-- BEGIN Page --

Skip to content
New issue

Have a question about this project? Sign up for a free GitHub account to open an issue and contact its maintainers and the community.

By clicking “Sign up for GitHub”, you agree to our terms of service and privacy statement. We’ll occasionally send you account related emails.

Already on GitHub? Sign in to your account

read_excel return empty dataframe when using usecols #18273

Closed
SenWang opened this issue Nov 14, 2017 · 32 comments
Closed

read_excel return empty dataframe when using usecols #18273

SenWang opened this issue Nov 14, 2017 · 32 comments
Labels
Bug good first issue IO Excel read_excel, to_excel Regression Functionality that used to work in a prior pandas version
Milestone

Comments

@SenWang
Copy link

SenWang commented Nov 14, 2017

In [3]: data = pd.read_excel("A.xlsx")

In [4]: data
Out[4]:
   A  B
0  1  2
1  3  4

In [5]: data1 = pd.read_excel("A.xlsx",usecols=['B'])

In [6]: data1
Out[6]:
Empty DataFrame
Columns: []
Index: []

In [7]: pd.__version__
Out[7]: '0.21.0'

Problem description

Having a excel file name A.xlsx(or A.xls) with column A,B
read_excel return empty dataframe if usecols used

@chris-b1
Copy link
Contributor

Guessing this is due to a conflict in the two different kind of specs we accept for usecols - columns labels, or Excel column letters (A, B, C, ...). A workaround is to select the Excel column completely ('B:B') but this should work.

df = pd.DataFrame({'A': [1, 3], 'B': [3, 4]})
df.to_excel('tmp.xlsx', index=False)

pd.read_excel('tmp.xlsx', usecols=['B'])
Out[86]: 
Empty DataFrame
Columns: []
Index: []


pd.read_excel('tmp.xlsx', usecols='B:B')
Out[88]: 
   B
0  3
1  4

@chris-b1 chris-b1 added this to the Next Major Release milestone Nov 14, 2017
@jhall6226
Copy link

jhall6226 commented Nov 20, 2017

I'm interested in contributing and thought this looked like a good place to take a first step.

Reviewing pandas/io/excel.py, it looks like the change needs to be made in the _should_parse function of the ExcelFile class. Specifically, here:

pandas/pandas/io/excel.py

Lines 355 to 360 in 1915ffc

if isinstance(usecols, int):
return i <= usecols
elif isinstance(usecols, compat.string_types):
return i in _range2cols(usecols)

-- END Page --

Work to complete:
In the issue thread, rewrite the paragraph that begins "Guessing this is due to a conflict" as a short bulleted list that keeps its main facts.

-- BEGIN Provided information --

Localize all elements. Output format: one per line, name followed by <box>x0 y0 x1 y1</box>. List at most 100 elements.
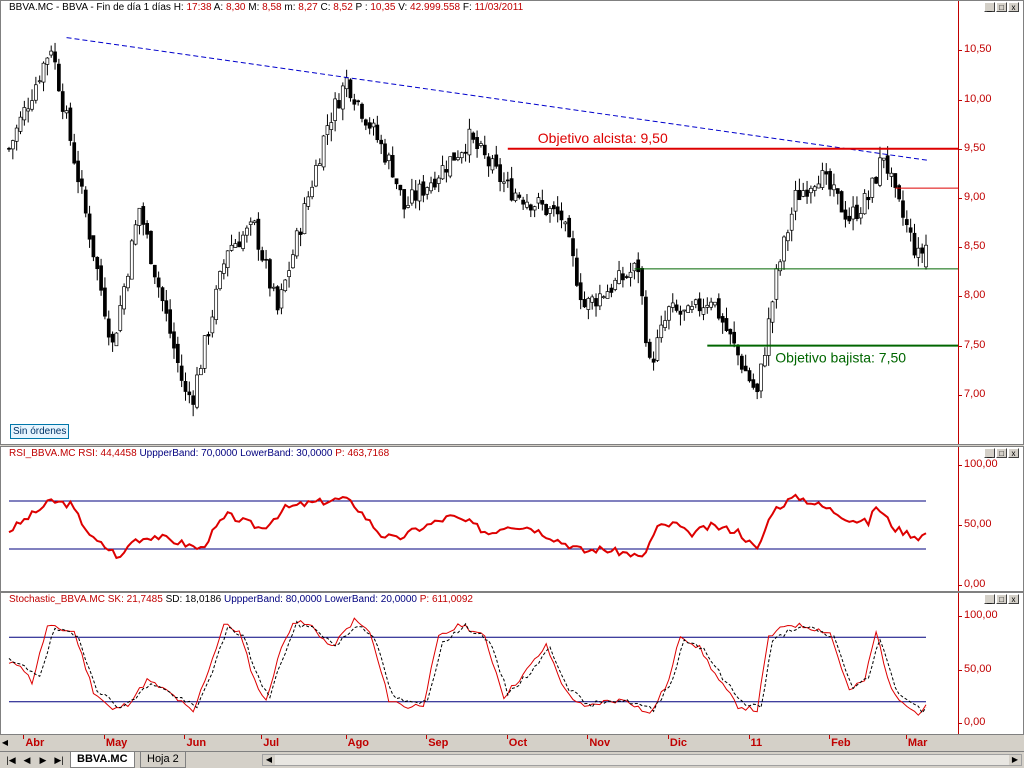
price-candle-body <box>567 217 572 238</box>
price-candle-body <box>129 240 134 280</box>
rsi-chart[interactable] <box>1 447 1023 591</box>
price-candle-body <box>410 189 414 204</box>
price-candle-body <box>824 171 829 175</box>
y-tick-mark <box>958 525 962 526</box>
price-candle-body <box>202 335 207 369</box>
rsi-value-lower: 30,0000 <box>296 448 333 459</box>
prev-sheet-button[interactable]: ◀ <box>23 755 31 765</box>
price-candle-body <box>548 208 552 214</box>
minimize-button[interactable]: _ <box>984 2 995 12</box>
tab-bbva[interactable]: BBVA.MC <box>70 752 135 768</box>
stochastic-key-lower: LowerBand: <box>324 594 379 605</box>
stochastic-chart[interactable] <box>1 593 1023 734</box>
maximize-button[interactable]: □ <box>996 2 1007 12</box>
price-candle-body <box>517 194 522 198</box>
price-candle-body <box>644 296 648 344</box>
x-tick-label: Mar <box>907 737 928 749</box>
x-tick-mark <box>261 735 263 739</box>
price-candle-body <box>452 152 456 161</box>
price-candle-body <box>617 270 621 284</box>
price-candle-body <box>271 286 276 289</box>
stochastic-pane[interactable]: Stochastic_BBVA.MC SK: 21,7485 SD: 18,01… <box>0 592 1024 735</box>
price-candle-body <box>429 182 433 192</box>
stochastic-name: Stochastic_BBVA.MC <box>9 594 105 605</box>
y-tick-label: 10,00 <box>964 92 992 105</box>
price-candle-body <box>598 293 602 307</box>
y-tick-label: 9,00 <box>964 190 986 203</box>
first-sheet-button[interactable]: |◀ <box>6 755 16 765</box>
header-value-h: 17:38 <box>186 2 212 13</box>
price-candle-body <box>551 205 556 210</box>
price-candle-body <box>578 282 583 301</box>
header-key-p: P : <box>355 2 368 13</box>
price-candle-body <box>49 50 54 56</box>
price-candle-body <box>137 207 142 226</box>
minimize-button[interactable]: _ <box>984 448 995 458</box>
price-candle-body <box>816 183 821 189</box>
price-candle-body <box>663 320 667 328</box>
price-candle-body <box>298 231 303 235</box>
price-candle-body <box>360 103 364 119</box>
price-candle-body <box>494 154 499 167</box>
y-tick-mark <box>958 50 962 52</box>
next-sheet-button[interactable]: ▶ <box>39 755 47 765</box>
price-candle-body <box>386 154 391 162</box>
price-candle-body <box>832 184 836 191</box>
horizontal-scrollbar[interactable]: ◀ ▶ <box>262 754 1022 766</box>
price-candle-body <box>363 119 368 126</box>
price-candle-body <box>133 224 138 245</box>
stochastic-sk-line <box>8 617 927 716</box>
y-tick-mark <box>958 723 962 725</box>
price-candle-body <box>210 316 215 334</box>
price-candle-body <box>881 157 886 161</box>
price-candle-body <box>812 186 817 191</box>
rsi-key-upper: UppperBand: <box>139 448 199 459</box>
price-candle-body <box>755 383 760 393</box>
price-chart-pane[interactable]: Objetivo alcista: 9,50 Objetivo bajista: … <box>0 0 1024 445</box>
minimize-button[interactable]: _ <box>984 594 995 604</box>
price-candle-body <box>479 143 483 146</box>
price-candle-body <box>18 116 23 132</box>
price-candle-body <box>805 189 809 197</box>
header-key-min: m: <box>284 2 296 13</box>
price-candle-body <box>924 244 928 268</box>
maximize-button[interactable]: □ <box>996 594 1007 604</box>
price-candle-body <box>571 238 575 257</box>
price-candle-body <box>329 122 334 130</box>
price-candle-body <box>83 189 88 214</box>
price-candle-body <box>482 144 487 156</box>
price-candle-body <box>797 189 802 201</box>
orders-status-label[interactable]: Sin órdenes <box>10 424 70 439</box>
stochastic-sd-line <box>8 620 927 714</box>
price-candle-body <box>252 220 257 223</box>
price-candle-body <box>245 227 249 236</box>
rsi-window-buttons: _ □ x <box>984 448 1019 458</box>
scroll-left-icon[interactable]: ◀ <box>263 755 275 765</box>
price-candle-body <box>237 241 242 248</box>
close-button[interactable]: x <box>1008 2 1019 12</box>
last-sheet-button[interactable]: ▶| <box>54 755 64 765</box>
axis-corner: ◀ <box>0 735 10 751</box>
price-candle-body <box>786 232 790 242</box>
tab-hoja-2[interactable]: Hoja 2 <box>140 752 186 768</box>
price-candle-body <box>862 193 867 215</box>
close-button[interactable]: x <box>1008 594 1019 604</box>
x-tick-label: Jun <box>186 737 207 749</box>
price-candle-body <box>72 142 77 164</box>
price-candle-body <box>463 151 468 154</box>
price-candle-body <box>532 206 537 211</box>
rsi-pane[interactable]: RSI_BBVA.MC RSI: 44,4458 UppperBand: 70,… <box>0 446 1024 592</box>
x-tick-mark <box>905 735 907 739</box>
x-tick-mark <box>829 735 831 739</box>
y-tick-mark <box>958 394 962 396</box>
price-chart[interactable]: Objetivo alcista: 9,50 Objetivo bajista: … <box>1 1 1023 444</box>
price-candle-body <box>110 333 115 343</box>
close-button[interactable]: x <box>1008 448 1019 458</box>
price-candle-body <box>559 210 564 221</box>
price-candle-body <box>34 84 38 101</box>
maximize-button[interactable]: □ <box>996 448 1007 458</box>
scroll-right-icon[interactable]: ▶ <box>1009 755 1021 765</box>
header-value-v: 42.999.558 <box>410 2 461 13</box>
price-candle-body <box>555 206 560 215</box>
price-candle-body <box>467 128 472 156</box>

-- END Provided information --

Solution to this problem:
- The likely cause is a conflict between the two kinds of usecols specs that are accepted: column labels, or Excel column letters (A, B, C, ...).
- A workaround is to select the whole Excel column ('B:B').
- Passing the column label should still work.